[A block of data]
=======
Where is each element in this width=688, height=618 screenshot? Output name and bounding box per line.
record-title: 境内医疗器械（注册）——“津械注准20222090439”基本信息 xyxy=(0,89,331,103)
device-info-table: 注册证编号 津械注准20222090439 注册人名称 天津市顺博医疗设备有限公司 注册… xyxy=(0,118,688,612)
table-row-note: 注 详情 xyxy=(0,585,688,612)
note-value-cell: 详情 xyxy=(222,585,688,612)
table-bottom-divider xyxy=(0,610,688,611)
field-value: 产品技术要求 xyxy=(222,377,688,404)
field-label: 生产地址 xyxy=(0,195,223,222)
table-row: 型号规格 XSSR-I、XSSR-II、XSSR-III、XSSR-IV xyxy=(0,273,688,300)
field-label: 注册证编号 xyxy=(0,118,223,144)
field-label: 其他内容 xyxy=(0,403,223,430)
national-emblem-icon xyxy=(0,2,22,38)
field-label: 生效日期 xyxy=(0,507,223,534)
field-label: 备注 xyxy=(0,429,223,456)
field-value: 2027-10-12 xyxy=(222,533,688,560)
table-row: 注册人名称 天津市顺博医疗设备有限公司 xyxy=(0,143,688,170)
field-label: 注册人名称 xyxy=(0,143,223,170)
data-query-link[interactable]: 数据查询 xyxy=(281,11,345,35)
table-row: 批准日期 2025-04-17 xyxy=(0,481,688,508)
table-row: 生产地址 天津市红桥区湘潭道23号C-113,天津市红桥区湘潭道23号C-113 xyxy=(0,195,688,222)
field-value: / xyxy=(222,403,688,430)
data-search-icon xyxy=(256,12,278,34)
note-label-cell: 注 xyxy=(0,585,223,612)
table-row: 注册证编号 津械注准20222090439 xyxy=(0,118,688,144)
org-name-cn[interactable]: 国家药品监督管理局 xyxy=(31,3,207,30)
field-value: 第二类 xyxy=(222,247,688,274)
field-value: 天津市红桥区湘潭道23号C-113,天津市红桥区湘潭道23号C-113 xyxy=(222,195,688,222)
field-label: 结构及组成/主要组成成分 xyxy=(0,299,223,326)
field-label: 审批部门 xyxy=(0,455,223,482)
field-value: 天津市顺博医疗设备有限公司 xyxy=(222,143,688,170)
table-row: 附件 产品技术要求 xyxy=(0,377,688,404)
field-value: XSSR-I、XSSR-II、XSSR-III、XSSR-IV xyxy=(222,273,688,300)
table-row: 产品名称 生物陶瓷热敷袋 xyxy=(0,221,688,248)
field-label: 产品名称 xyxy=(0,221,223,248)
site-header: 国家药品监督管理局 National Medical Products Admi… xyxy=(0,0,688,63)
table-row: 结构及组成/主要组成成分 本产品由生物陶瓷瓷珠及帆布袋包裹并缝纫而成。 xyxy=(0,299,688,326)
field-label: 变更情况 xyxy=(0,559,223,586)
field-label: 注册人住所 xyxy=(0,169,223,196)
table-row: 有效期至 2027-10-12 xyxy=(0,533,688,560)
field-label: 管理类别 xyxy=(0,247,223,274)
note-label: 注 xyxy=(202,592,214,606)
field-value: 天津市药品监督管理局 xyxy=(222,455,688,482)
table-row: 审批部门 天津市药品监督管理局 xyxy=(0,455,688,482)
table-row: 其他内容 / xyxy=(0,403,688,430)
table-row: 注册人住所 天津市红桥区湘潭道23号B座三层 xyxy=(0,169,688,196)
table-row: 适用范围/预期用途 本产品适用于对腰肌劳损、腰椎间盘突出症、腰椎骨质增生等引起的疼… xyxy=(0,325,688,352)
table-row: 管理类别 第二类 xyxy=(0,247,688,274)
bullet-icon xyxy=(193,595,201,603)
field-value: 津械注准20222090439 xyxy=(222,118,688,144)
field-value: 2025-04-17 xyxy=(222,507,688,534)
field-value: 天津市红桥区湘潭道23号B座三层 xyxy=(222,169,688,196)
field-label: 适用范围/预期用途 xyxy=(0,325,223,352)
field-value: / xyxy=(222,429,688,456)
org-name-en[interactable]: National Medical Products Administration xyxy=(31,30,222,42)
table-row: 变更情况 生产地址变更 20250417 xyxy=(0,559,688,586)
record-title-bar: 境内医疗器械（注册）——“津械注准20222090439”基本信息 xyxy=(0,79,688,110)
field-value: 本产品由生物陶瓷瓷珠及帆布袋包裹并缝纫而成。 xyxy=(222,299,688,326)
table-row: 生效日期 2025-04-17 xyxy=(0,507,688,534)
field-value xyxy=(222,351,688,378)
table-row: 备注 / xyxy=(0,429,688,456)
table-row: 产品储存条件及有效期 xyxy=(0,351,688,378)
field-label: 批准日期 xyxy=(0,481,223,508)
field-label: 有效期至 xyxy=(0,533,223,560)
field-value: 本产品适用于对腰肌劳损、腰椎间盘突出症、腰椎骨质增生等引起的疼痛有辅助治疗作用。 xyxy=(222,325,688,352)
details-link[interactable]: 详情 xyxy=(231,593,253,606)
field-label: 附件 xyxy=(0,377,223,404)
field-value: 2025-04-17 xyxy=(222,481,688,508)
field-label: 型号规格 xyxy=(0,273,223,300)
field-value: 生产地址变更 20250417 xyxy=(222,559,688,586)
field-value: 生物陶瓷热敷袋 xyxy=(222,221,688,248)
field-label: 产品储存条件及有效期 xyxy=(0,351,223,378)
=======
What you will do:
In the listing above, count the lines that contain the string "适用范围".

Final answer:
2